Search the data for the string "available" and extract every line where it appears.

* _DATA FOR THIS EXERCISE_
---------------
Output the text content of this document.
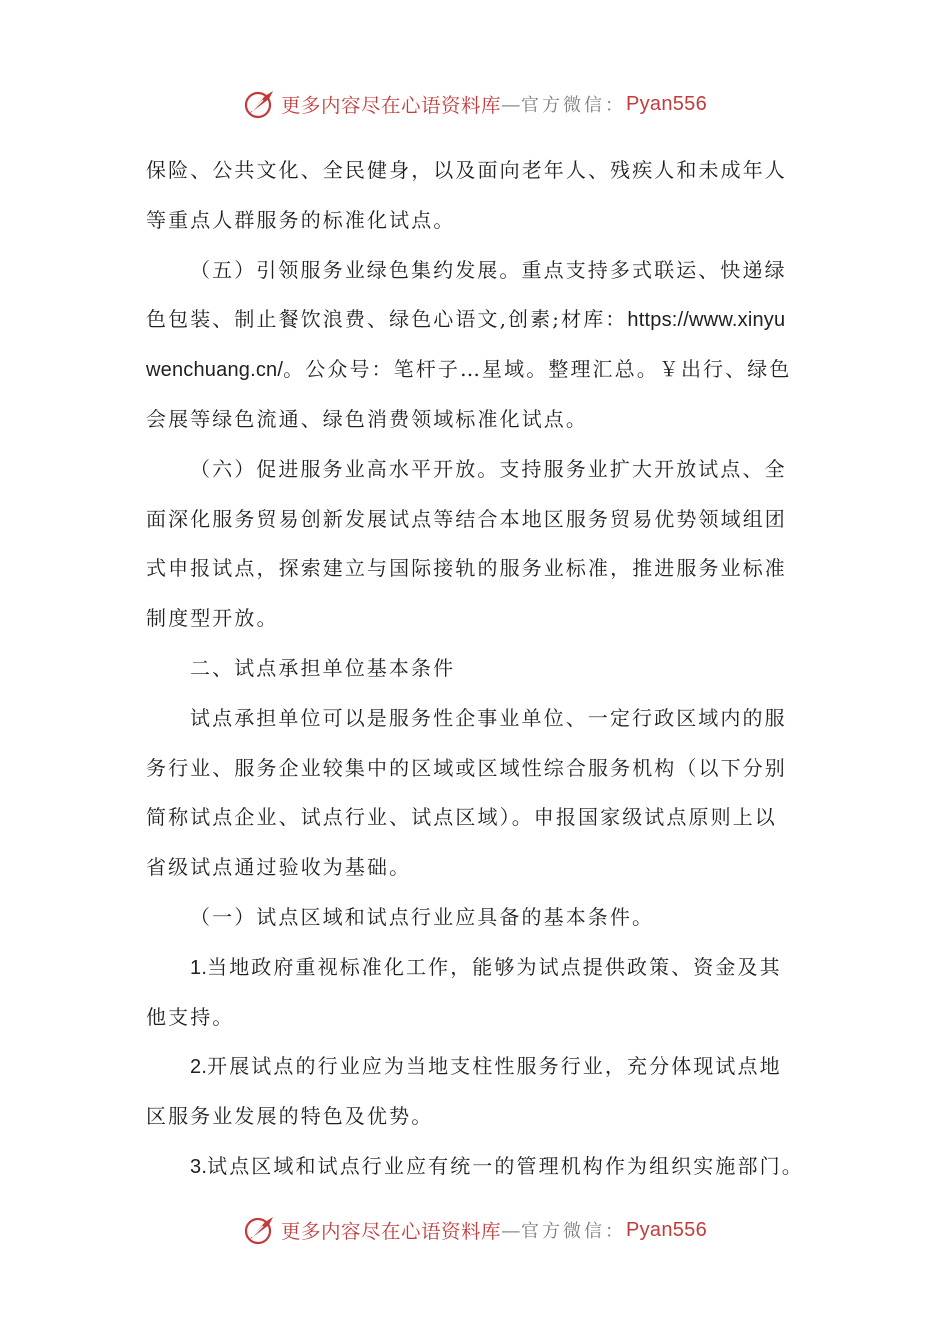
更多内容尽在心语资料库 — 官方微信： Pyan556
保险、公共文化、全民健身，以及面向老年人、残疾人和未成年人
等重点人群服务的标准化试点。
（五）引领服务业绿色集约发展。重点支持多式联运、快递绿
色包装、制止餐饮浪费、绿色心语文,创素;材库：https://www.xinyu
wenchuang.cn/。公众号：笔杆子…星域。整理汇总。￥出行、绿色
会展等绿色流通、绿色消费领域标准化试点。
（六）促进服务业高水平开放。支持服务业扩大开放试点、全
面深化服务贸易创新发展试点等结合本地区服务贸易优势领域组团
式申报试点，探索建立与国际接轨的服务业标准，推进服务业标准
制度型开放。
二、试点承担单位基本条件
试点承担单位可以是服务性企事业单位、一定行政区域内的服
务行业、服务企业较集中的区域或区域性综合服务机构（以下分别
简称试点企业、试点行业、试点区域）。申报国家级试点原则上以
省级试点通过验收为基础。
（一）试点区域和试点行业应具备的基本条件。
1.当地政府重视标准化工作，能够为试点提供政策、资金及其
他支持。
2.开展试点的行业应为当地支柱性服务行业，充分体现试点地
区服务业发展的特色及优势。
3.试点区域和试点行业应有统一的管理机构作为组织实施部门。
更多内容尽在心语资料库 — 官方微信： Pyan556
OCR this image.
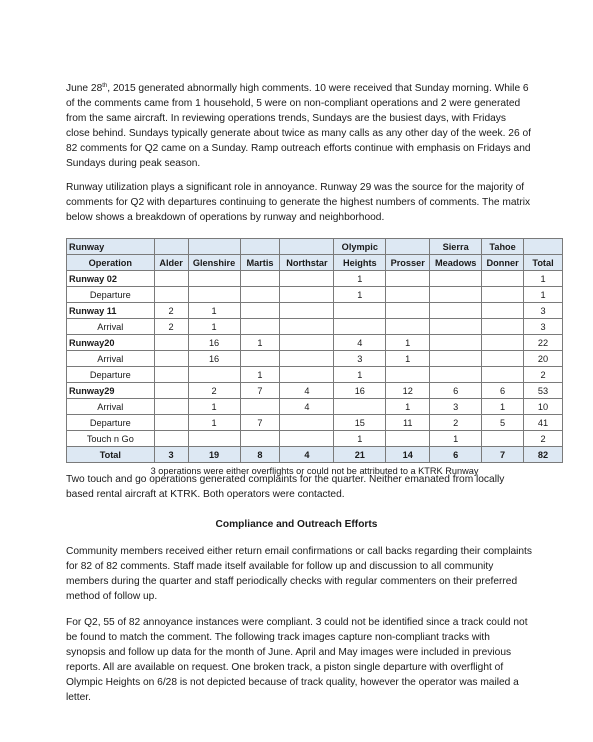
June 28th, 2015 generated abnormally high comments. 10 were received that Sunday morning. While 6 of the comments came from 1 household, 5 were on non-compliant operations and 2 were generated from the same aircraft. In reviewing operations trends, Sundays are the busiest days, with Fridays close behind. Sundays typically generate about twice as many calls as any other day of the week. 26 of 82 comments for Q2 came on a Sunday. Ramp outreach efforts continue with emphasis on Fridays and Sundays during peak season.

Runway utilization plays a significant role in annoyance. Runway 29 was the source for the majority of comments for Q2 with departures continuing to generate the highest numbers of comments. The matrix below shows a breakdown of operations by runway and neighborhood.

Runway					Olympic		Sierra	Tahoe	
Operation	Alder	Glenshire	Martis	Northstar	Heights	Prosser	Meadows	Donner	Total
Runway 02					1				1
Departure					1				1
Runway 11	2	1							3
Arrival	2	1							3
Runway20		16	1		4	1			22
Arrival		16			3	1			20
Departure			1		1				2
Runway29		2	7	4	16	12	6	6	53
Arrival		1		4		1	3	1	10
Departure		1	7		15	11	2	5	41
Touch n Go					1		1		2
Total	3	19	8	4	21	14	6	7	82
3 operations were either overflights or could not be attributed to a KTRK Runway									

Two touch and go operations generated complaints for the quarter. Neither emanated from locally based rental aircraft at KTRK. Both operators were contacted.

Compliance and Outreach Efforts

Community members received either return email confirmations or call backs regarding their complaints for 82 of 82 comments. Staff made itself available for follow up and discussion to all community members during the quarter and staff periodically checks with regular commenters on their preferred method of follow up.

For Q2, 55 of 82 annoyance instances were compliant. 3 could not be identified since a track could not be found to match the comment. The following track images capture non-compliant tracks with synopsis and follow up data for the month of June. April and May images were included in previous reports. All are available on request. One broken track, a piston single departure with overflight of Olympic Heights on 6/28 is not depicted because of track quality, however the operator was mailed a letter.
---------------
* _COMPLETED EXERCISE_
Community members received either return email confirmations or call backs regarding their complaints for 82 of 82 comments. Staff made itself available for follow up and discussion to all community members during the quarter and staff periodically checks with regular commenters on their preferred method of follow up.
For Q2, 55 of 82 annoyance instances were compliant. 3 could not be identified since a track could not be found to match the comment. The following track images capture non-compliant tracks with synopsis and follow up data for the month of June. April and May images were included in previous reports. All are available on request. One broken track, a piston single departure with overflight of Olympic Heights on 6/28 is not depicted because of track quality, however the operator was mailed a letter.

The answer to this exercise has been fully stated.